— EXERCISE TASK —
Print all records exactly, leaving nothing out.

— RECORDS FOR PROCESSING —
╔══
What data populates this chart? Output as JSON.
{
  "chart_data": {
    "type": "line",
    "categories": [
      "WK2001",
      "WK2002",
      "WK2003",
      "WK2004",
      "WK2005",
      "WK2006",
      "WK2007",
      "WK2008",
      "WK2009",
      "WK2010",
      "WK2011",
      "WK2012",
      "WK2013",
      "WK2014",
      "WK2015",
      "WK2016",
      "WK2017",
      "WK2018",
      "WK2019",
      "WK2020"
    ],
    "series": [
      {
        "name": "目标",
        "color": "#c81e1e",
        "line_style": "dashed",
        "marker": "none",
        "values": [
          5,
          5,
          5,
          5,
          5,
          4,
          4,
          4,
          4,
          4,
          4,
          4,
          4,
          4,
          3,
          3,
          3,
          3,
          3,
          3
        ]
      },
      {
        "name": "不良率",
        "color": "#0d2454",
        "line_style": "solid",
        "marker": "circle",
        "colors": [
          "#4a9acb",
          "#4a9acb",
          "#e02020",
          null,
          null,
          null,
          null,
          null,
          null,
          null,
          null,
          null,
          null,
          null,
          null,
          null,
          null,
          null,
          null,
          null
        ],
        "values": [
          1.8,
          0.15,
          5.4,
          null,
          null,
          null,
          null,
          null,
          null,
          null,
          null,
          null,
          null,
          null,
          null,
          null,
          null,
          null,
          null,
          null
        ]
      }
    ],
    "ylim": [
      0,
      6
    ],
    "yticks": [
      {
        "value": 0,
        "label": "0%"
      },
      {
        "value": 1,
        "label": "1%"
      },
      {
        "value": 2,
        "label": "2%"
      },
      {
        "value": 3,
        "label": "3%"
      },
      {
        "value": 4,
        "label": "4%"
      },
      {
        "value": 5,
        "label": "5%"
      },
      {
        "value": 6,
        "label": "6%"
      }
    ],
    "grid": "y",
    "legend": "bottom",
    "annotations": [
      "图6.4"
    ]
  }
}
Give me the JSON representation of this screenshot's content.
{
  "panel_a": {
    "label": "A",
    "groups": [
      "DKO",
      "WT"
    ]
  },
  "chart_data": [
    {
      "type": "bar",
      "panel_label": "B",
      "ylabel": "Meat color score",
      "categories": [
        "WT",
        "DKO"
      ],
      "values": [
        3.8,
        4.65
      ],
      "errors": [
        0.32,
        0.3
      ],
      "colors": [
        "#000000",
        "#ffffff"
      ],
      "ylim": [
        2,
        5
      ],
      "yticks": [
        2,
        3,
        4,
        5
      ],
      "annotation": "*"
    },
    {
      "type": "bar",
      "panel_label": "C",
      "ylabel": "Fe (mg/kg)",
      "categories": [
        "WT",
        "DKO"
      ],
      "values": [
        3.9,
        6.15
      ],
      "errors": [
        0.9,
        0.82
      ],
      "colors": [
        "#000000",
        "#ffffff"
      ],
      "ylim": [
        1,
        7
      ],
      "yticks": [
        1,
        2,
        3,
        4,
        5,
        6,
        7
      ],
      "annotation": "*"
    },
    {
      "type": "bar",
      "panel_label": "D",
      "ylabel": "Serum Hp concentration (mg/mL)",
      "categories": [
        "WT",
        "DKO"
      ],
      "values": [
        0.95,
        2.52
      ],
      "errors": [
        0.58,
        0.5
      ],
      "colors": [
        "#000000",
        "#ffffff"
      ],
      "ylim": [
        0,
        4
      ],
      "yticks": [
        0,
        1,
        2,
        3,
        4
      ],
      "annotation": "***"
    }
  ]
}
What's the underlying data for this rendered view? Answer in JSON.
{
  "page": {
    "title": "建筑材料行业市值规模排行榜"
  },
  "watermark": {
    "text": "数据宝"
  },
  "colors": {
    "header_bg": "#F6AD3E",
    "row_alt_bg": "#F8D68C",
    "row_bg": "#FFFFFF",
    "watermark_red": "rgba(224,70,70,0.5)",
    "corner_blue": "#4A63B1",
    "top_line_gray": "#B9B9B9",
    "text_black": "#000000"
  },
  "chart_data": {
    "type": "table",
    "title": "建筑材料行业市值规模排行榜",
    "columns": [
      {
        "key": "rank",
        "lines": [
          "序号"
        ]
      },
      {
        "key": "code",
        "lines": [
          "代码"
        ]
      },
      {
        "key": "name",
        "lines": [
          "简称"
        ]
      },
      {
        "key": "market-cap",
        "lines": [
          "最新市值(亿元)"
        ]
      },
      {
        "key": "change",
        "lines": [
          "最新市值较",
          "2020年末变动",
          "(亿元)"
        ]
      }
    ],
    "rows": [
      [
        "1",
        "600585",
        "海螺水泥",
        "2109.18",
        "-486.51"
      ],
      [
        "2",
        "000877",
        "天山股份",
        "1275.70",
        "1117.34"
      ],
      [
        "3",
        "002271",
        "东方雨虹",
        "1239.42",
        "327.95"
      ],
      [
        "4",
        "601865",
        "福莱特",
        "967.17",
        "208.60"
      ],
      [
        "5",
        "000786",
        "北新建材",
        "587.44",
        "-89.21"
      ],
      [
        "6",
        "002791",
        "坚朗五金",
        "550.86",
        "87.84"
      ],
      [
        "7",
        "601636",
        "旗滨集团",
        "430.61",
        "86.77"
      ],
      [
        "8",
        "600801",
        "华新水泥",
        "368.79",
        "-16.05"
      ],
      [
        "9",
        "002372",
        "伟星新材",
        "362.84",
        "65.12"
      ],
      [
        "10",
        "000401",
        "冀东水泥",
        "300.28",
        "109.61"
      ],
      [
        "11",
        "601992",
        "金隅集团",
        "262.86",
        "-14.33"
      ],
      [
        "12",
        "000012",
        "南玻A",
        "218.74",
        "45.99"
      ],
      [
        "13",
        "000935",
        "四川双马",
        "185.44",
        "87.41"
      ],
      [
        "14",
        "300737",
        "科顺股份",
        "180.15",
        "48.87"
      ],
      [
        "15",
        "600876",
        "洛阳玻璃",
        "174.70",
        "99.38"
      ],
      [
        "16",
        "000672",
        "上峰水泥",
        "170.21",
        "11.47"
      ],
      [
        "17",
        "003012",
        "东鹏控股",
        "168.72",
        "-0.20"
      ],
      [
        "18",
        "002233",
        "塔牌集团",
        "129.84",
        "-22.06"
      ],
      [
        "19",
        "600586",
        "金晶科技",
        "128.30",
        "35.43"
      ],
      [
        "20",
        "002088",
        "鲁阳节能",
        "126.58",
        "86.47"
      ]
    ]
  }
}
╚══
— SOLUTION TO THIS PROBLEM —
What data populates this chart? Output as JSON.
{
  "chart_data": {
    "type": "line",
    "categories": [
      "WK2001",
      "WK2002",
      "WK2003",
      "WK2004",
      "WK2005",
      "WK2006",
      "WK2007",
      "WK2008",
      "WK2009",
      "WK2010",
      "WK2011",
      "WK2012",
      "WK2013",
      "WK2014",
      "WK2015",
      "WK2016",
      "WK2017",
      "WK2018",
      "WK2019",
      "WK2020"
    ],
    "series": [
      {
        "name": "目标",
        "color": "#c81e1e",
        "line_style": "dashed",
        "marker": "none",
        "values": [
          5,
          5,
          5,
          5,
          5,
          4,
          4,
          4,
          4,
          4,
          4,
          4,
          4,
          4,
          3,
          3,
          3,
          3,
          3,
          3
        ]
      },
      {
        "name": "不良率",
        "color": "#0d2454",
        "line_style": "solid",
        "marker": "circle",
        "colors": [
          "#4a9acb",
          "#4a9acb",
          "#e02020",
          null,
          null,
          null,
          null,
          null,
          null,
          null,
          null,
          null,
          null,
          null,
          null,
          null,
          null,
          null,
          null,
          null
        ],
        "values": [
          1.8,
          0.15,
          5.4,
          null,
          null,
          null,
          null,
          null,
          null,
          null,
          null,
          null,
          null,
          null,
          null,
          null,
          null,
          null,
          null,
          null
        ]
      }
    ],
    "ylim": [
      0,
      6
    ],
    "yticks": [
      {
        "value": 0,
        "label": "0%"
      },
      {
        "value": 1,
        "label": "1%"
      },
      {
        "value": 2,
        "label": "2%"
      },
      {
        "value": 3,
        "label": "3%"
      },
      {
        "value": 4,
        "label": "4%"
      },
      {
        "value": 5,
        "label": "5%"
      },
      {
        "value": 6,
        "label": "6%"
      }
    ],
    "grid": "y",
    "legend": "bottom",
    "annotations": [
      "图6.4"
    ]
  }
}
Give me the JSON representation of this screenshot's content.
{
  "panel_a": {
    "label": "A",
    "groups": [
      "DKO",
      "WT"
    ]
  },
  "chart_data": [
    {
      "type": "bar",
      "panel_label": "B",
      "ylabel": "Meat color score",
      "categories": [
        "WT",
        "DKO"
      ],
      "values": [
        3.8,
        4.65
      ],
      "errors": [
        0.32,
        0.3
      ],
      "colors": [
        "#000000",
        "#ffffff"
      ],
      "ylim": [
        2,
        5
      ],
      "yticks": [
        2,
        3,
        4,
        5
      ],
      "annotation": "*"
    },
    {
      "type": "bar",
      "panel_label": "C",
      "ylabel": "Fe (mg/kg)",
      "categories": [
        "WT",
        "DKO"
      ],
      "values": [
        3.9,
        6.15
      ],
      "errors": [
        0.9,
        0.82
      ],
      "colors": [
        "#000000",
        "#ffffff"
      ],
      "ylim": [
        1,
        7
      ],
      "yticks": [
        1,
        2,
        3,
        4,
        5,
        6,
        7
      ],
      "annotation": "*"
    },
    {
      "type": "bar",
      "panel_label": "D",
      "ylabel": "Serum Hp concentration (mg/mL)",
      "categories": [
        "WT",
        "DKO"
      ],
      "values": [
        0.95,
        2.52
      ],
      "errors": [
        0.58,
        0.5
      ],
      "colors": [
        "#000000",
        "#ffffff"
      ],
      "ylim": [
        0,
        4
      ],
      "yticks": [
        0,
        1,
        2,
        3,
        4
      ],
      "annotation": "***"
    }
  ]
}
What's the underlying data for this rendered view? Answer in JSON.
{
  "page": {
    "title": "建筑材料行业市值规模排行榜"
  },
  "watermark": {
    "text": "数据宝"
  },
  "colors": {
    "header_bg": "#F6AD3E",
    "row_alt_bg": "#F8D68C",
    "row_bg": "#FFFFFF",
    "watermark_red": "rgba(224,70,70,0.5)",
    "corner_blue": "#4A63B1",
    "top_line_gray": "#B9B9B9",
    "text_black": "#000000"
  },
  "chart_data": {
    "type": "table",
    "title": "建筑材料行业市值规模排行榜",
    "columns": [
      {
        "key": "rank",
        "lines": [
          "序号"
        ]
      },
      {
        "key": "code",
        "lines": [
          "代码"
        ]
      },
      {
        "key": "name",
        "lines": [
          "简称"
        ]
      },
      {
        "key": "market-cap",
        "lines": [
          "最新市值(亿元)"
        ]
      },
      {
        "key": "change",
        "lines": [
          "最新市值较",
          "2020年末变动",
          "(亿元)"
        ]
      }
    ],
    "rows": [
      [
        "1",
        "600585",
        "海螺水泥",
        "2109.18",
        "-486.51"
      ],
      [
        "2",
        "000877",
        "天山股份",
        "1275.70",
        "1117.34"
      ],
      [
        "3",
        "002271",
        "东方雨虹",
        "1239.42",
        "327.95"
      ],
      [
        "4",
        "601865",
        "福莱特",
        "967.17",
        "208.60"
      ],
      [
        "5",
        "000786",
        "北新建材",
        "587.44",
        "-89.21"
      ],
      [
        "6",
        "002791",
        "坚朗五金",
        "550.86",
        "87.84"
      ],
      [
        "7",
        "601636",
        "旗滨集团",
        "430.61",
        "86.77"
      ],
      [
        "8",
        "600801",
        "华新水泥",
        "368.79",
        "-16.05"
      ],
      [
        "9",
        "002372",
        "伟星新材",
        "362.84",
        "65.12"
      ],
      [
        "10",
        "000401",
        "冀东水泥",
        "300.28",
        "109.61"
      ],
      [
        "11",
        "601992",
        "金隅集团",
        "262.86",
        "-14.33"
      ],
      [
        "12",
        "000012",
        "南玻A",
        "218.74",
        "45.99"
      ],
      [
        "13",
        "000935",
        "四川双马",
        "185.44",
        "87.41"
      ],
      [
        "14",
        "300737",
        "科顺股份",
        "180.15",
        "48.87"
      ],
      [
        "15",
        "600876",
        "洛阳玻璃",
        "174.70",
        "99.38"
      ],
      [
        "16",
        "000672",
        "上峰水泥",
        "170.21",
        "11.47"
      ],
      [
        "17",
        "003012",
        "东鹏控股",
        "168.72",
        "-0.20"
      ],
      [
        "18",
        "002233",
        "塔牌集团",
        "129.84",
        "-22.06"
      ],
      [
        "19",
        "600586",
        "金晶科技",
        "128.30",
        "35.43"
      ],
      [
        "20",
        "002088",
        "鲁阳节能",
        "126.58",
        "86.47"
      ]
    ]
  }
}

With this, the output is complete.